**What is required**. Starting at the line containing "play-icon[interactable]: [530, 540, 600, 620]" and ending with the last line of the records, rewrite those lines as a JSON list of strings with one string per line, leaving out any blank lines.

**Extracted data**.

=======

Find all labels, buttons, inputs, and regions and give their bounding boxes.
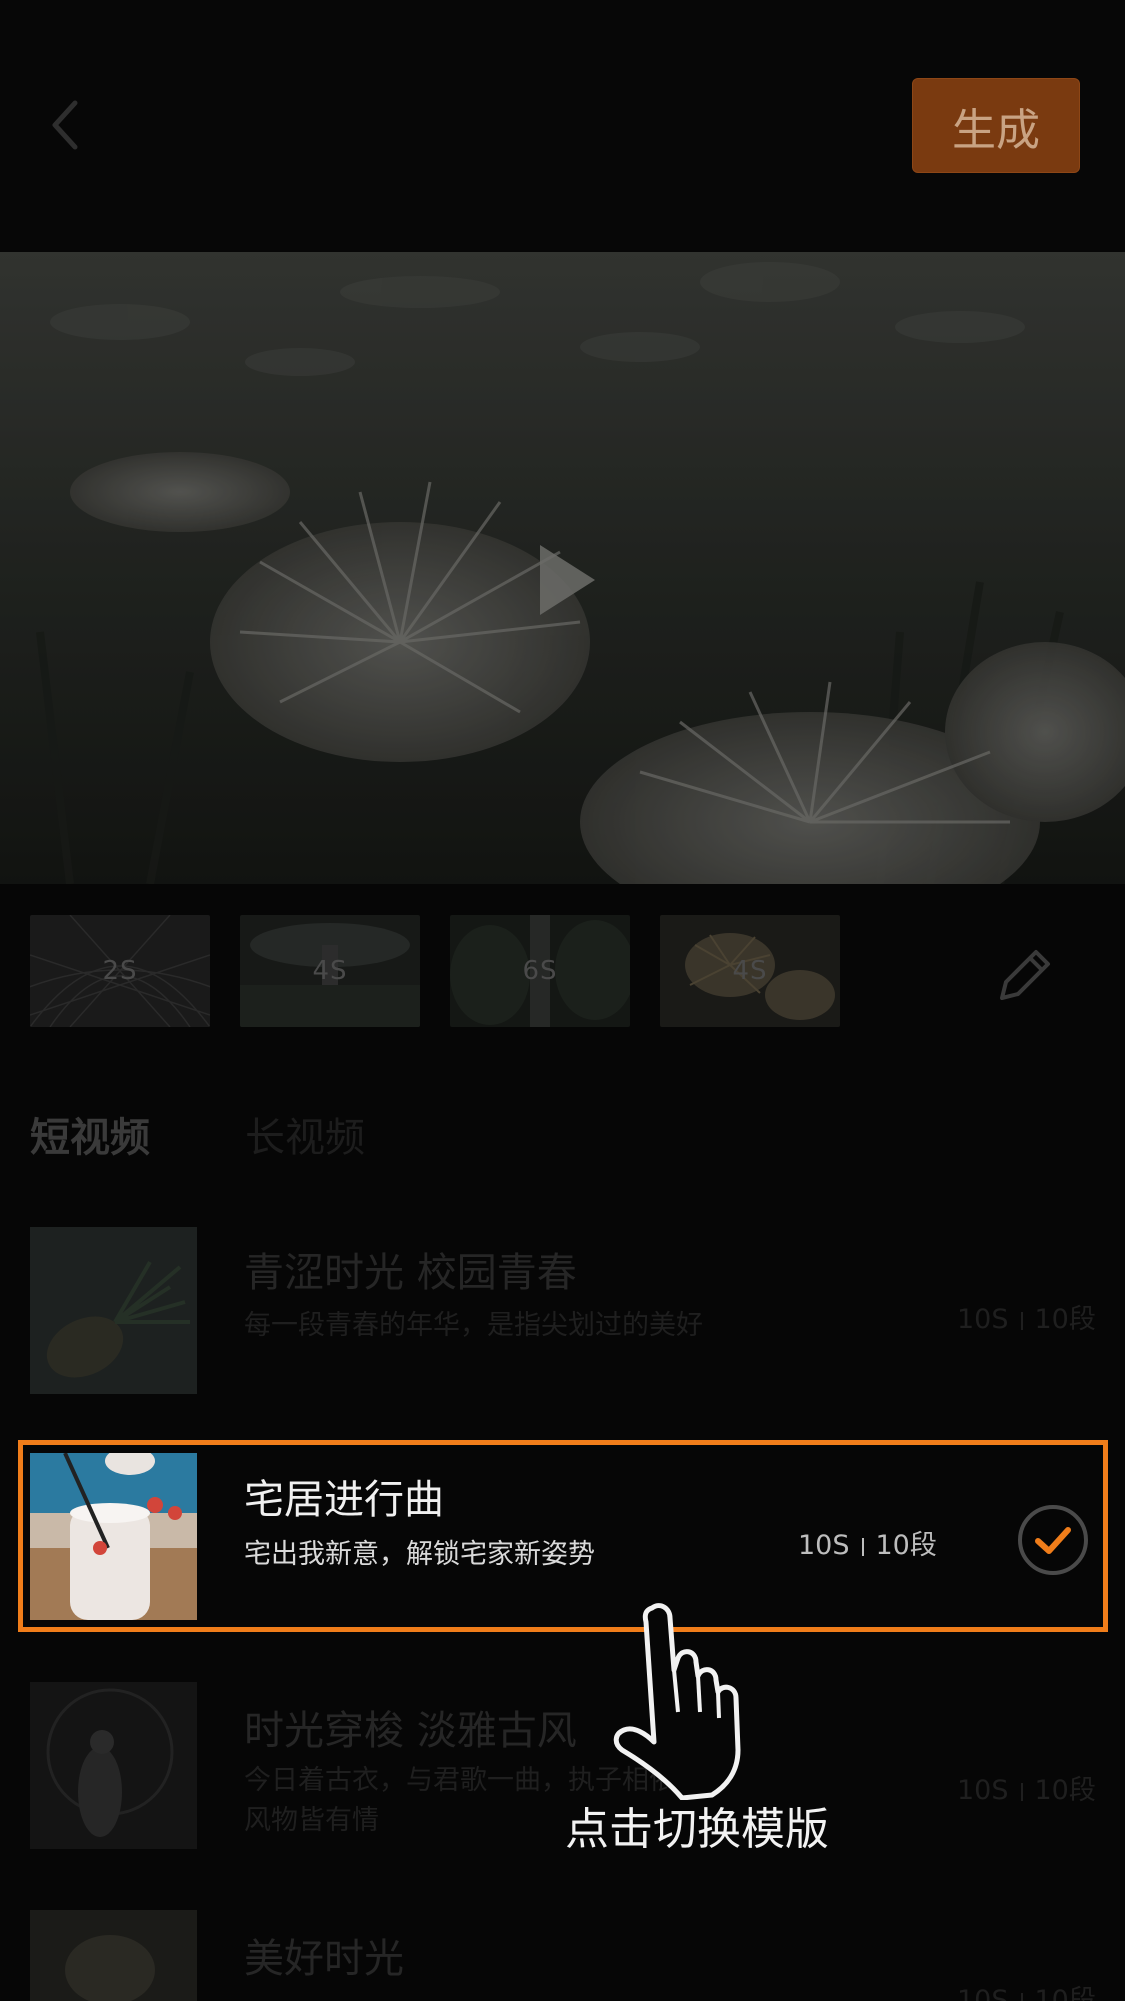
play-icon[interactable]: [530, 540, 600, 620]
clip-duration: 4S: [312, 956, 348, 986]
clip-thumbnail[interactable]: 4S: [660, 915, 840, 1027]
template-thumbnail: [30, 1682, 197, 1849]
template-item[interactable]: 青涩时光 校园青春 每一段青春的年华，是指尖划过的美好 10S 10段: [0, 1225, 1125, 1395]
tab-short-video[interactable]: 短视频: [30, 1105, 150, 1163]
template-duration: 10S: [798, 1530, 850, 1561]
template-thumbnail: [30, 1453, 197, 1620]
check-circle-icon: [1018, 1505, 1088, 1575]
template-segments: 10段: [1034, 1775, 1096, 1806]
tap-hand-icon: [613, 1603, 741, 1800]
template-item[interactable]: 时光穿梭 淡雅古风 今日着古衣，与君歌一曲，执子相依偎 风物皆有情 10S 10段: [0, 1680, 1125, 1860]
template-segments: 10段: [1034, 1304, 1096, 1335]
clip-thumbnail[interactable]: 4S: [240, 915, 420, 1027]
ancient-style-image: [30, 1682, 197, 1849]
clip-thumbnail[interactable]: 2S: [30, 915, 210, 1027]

=======

**Written reply**.
[
  "play-icon[interactable]: [530, 540, 600, 620]",
  "clip-duration: 4S: [312, 956, 348, 986]",
  "clip-thumbnail[interactable]: 4S: [660, 915, 840, 1027]",
  "template-thumbnail: [30, 1682, 197, 1849]",
  "template-item[interactable]: 青涩时光 校园青春 每一段青春的年华，是指尖划过的美好 10S 10段: [0, 1225, 1125, 1395]",
  "tab-short-video[interactable]: 短视频: [30, 1105, 150, 1163]",
  "template-duration: 10S: [798, 1530, 850, 1561]",
  "template-thumbnail: [30, 1453, 197, 1620]",
  "check-circle-icon: [1018, 1505, 1088, 1575]",
  "template-segments: 10段: [1034, 1775, 1096, 1806]",
  "tap-hand-icon: [613, 1603, 741, 1800]",
  "template-item[interactable]: 时光穿梭 淡雅古风 今日着古衣，与君歌一曲，执子相依偎 风物皆有情 10S 10段: [0, 1680, 1125, 1860]",
  "template-segments: 10段: [1034, 1304, 1096, 1335]",
  "clip-thumbnail[interactable]: 4S: [240, 915, 420, 1027]",
  "ancient-style-image: [30, 1682, 197, 1849]",
  "clip-thumbnail[interactable]: 2S: [30, 915, 210, 1027]"
]